[Begin]
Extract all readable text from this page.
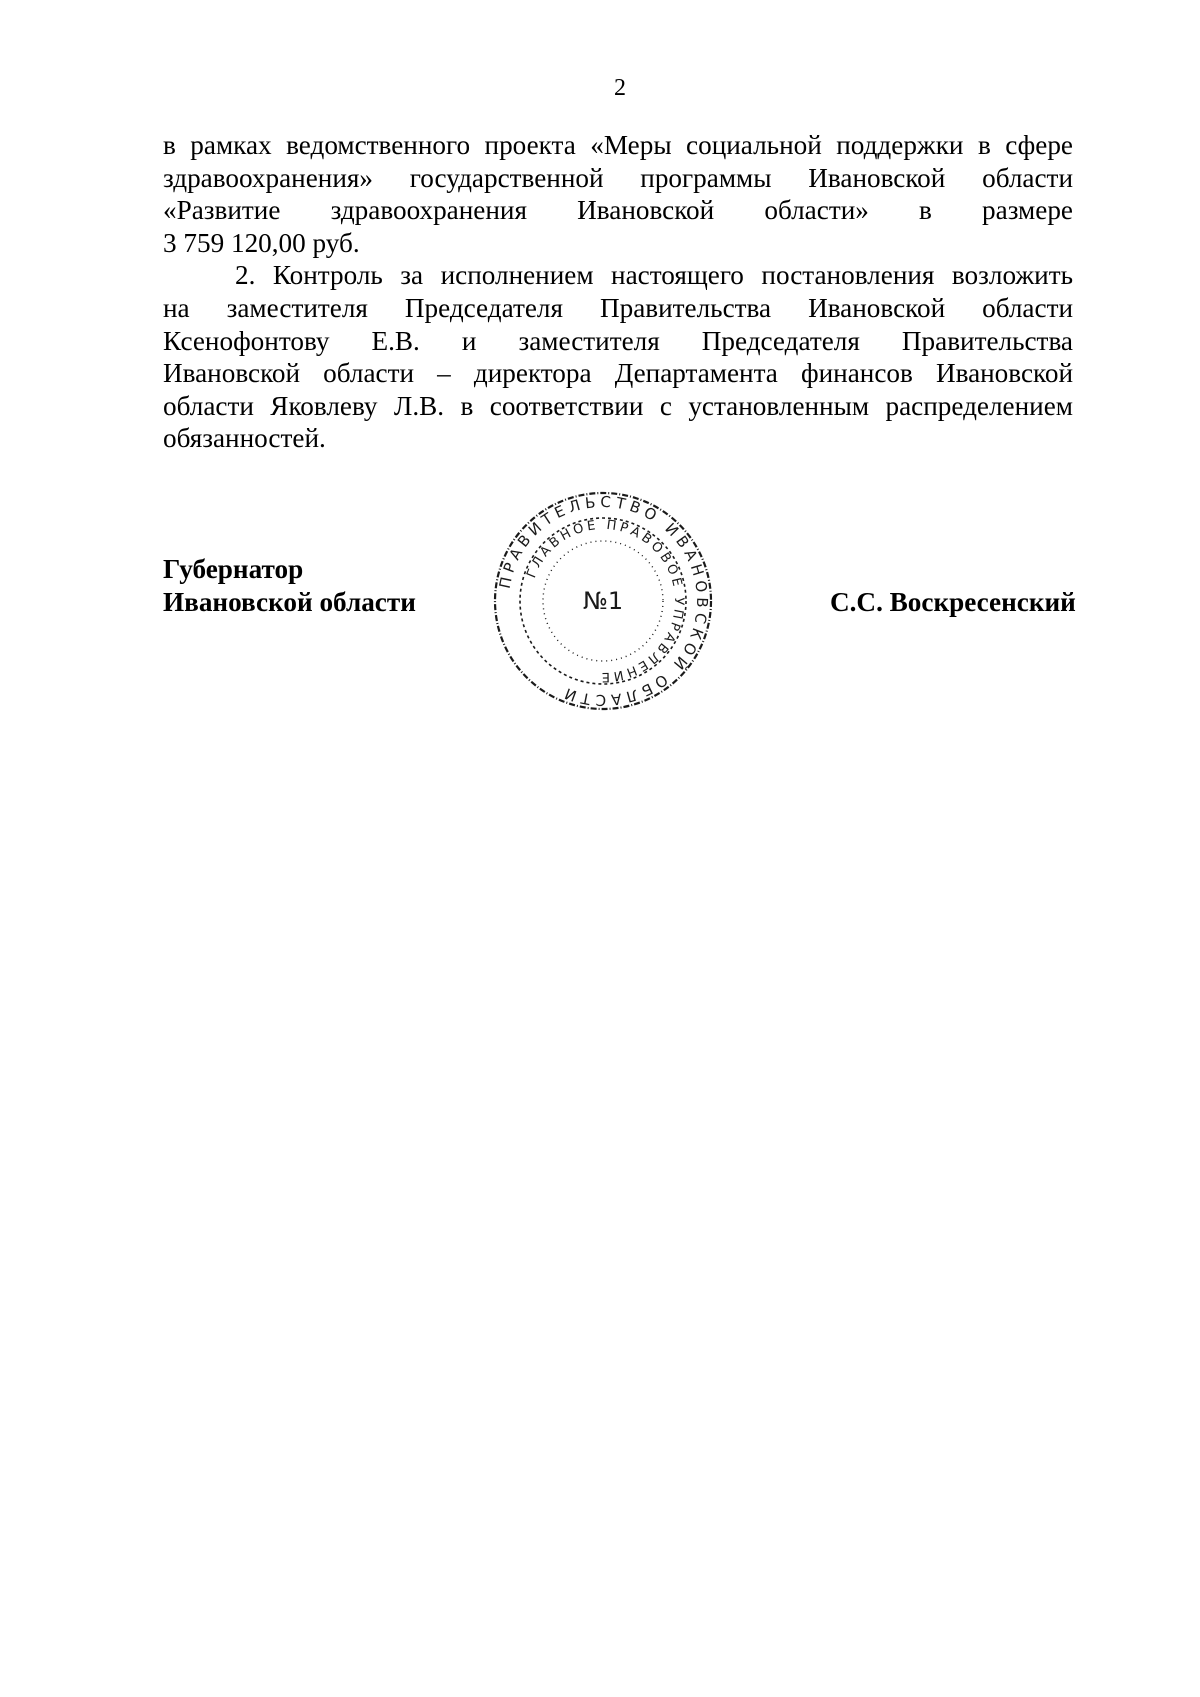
2

в рамках ведомственного проекта «Меры социальной поддержки в сфере
здравоохранения» государственной программы Ивановской области
«Развитие здравоохранения Ивановской области» в размере
3 759 120,00 руб.

2. Контроль за исполнением настоящего постановления возложить
на заместителя Председателя Правительства Ивановской области
Ксенофонтову Е.В. и заместителя Председателя Правительства
Ивановской области – директора Департамента финансов Ивановской
области Яковлеву Л.В. в соответствии с установленным распределением
обязанностей.

Губернатор
Ивановской области	С.С. Воскресенский
ПРАВИТЕЛЬСТВО ИВАНОВСКОЙ ОБЛАСТИ
ГЛАВНОЕ ПРАВОВОЕ УПРАВЛЕНИЕ
№1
[End]
__Task description__
Transcribe the whole listing exactly. Pictures are excluded.

__Exercise output__
Extract all readable text from this page.
2

в рамках ведомственного проекта «Меры социальной поддержки в сфере
здравоохранения» государственной программы Ивановской области
«Развитие здравоохранения Ивановской области» в размере
3 759 120,00 руб.

2. Контроль за исполнением настоящего постановления возложить
на заместителя Председателя Правительства Ивановской области
Ксенофонтову Е.В. и заместителя Председателя Правительства
Ивановской области – директора Департамента финансов Ивановской
области Яковлеву Л.В. в соответствии с установленным распределением
обязанностей.

Губернатор
Ивановской области	С.С. Воскресенский
ПРАВИТЕЛЬСТВО ИВАНОВСКОЙ ОБЛАСТИ
ГЛАВНОЕ ПРАВОВОЕ УПРАВЛЕНИЕ
№1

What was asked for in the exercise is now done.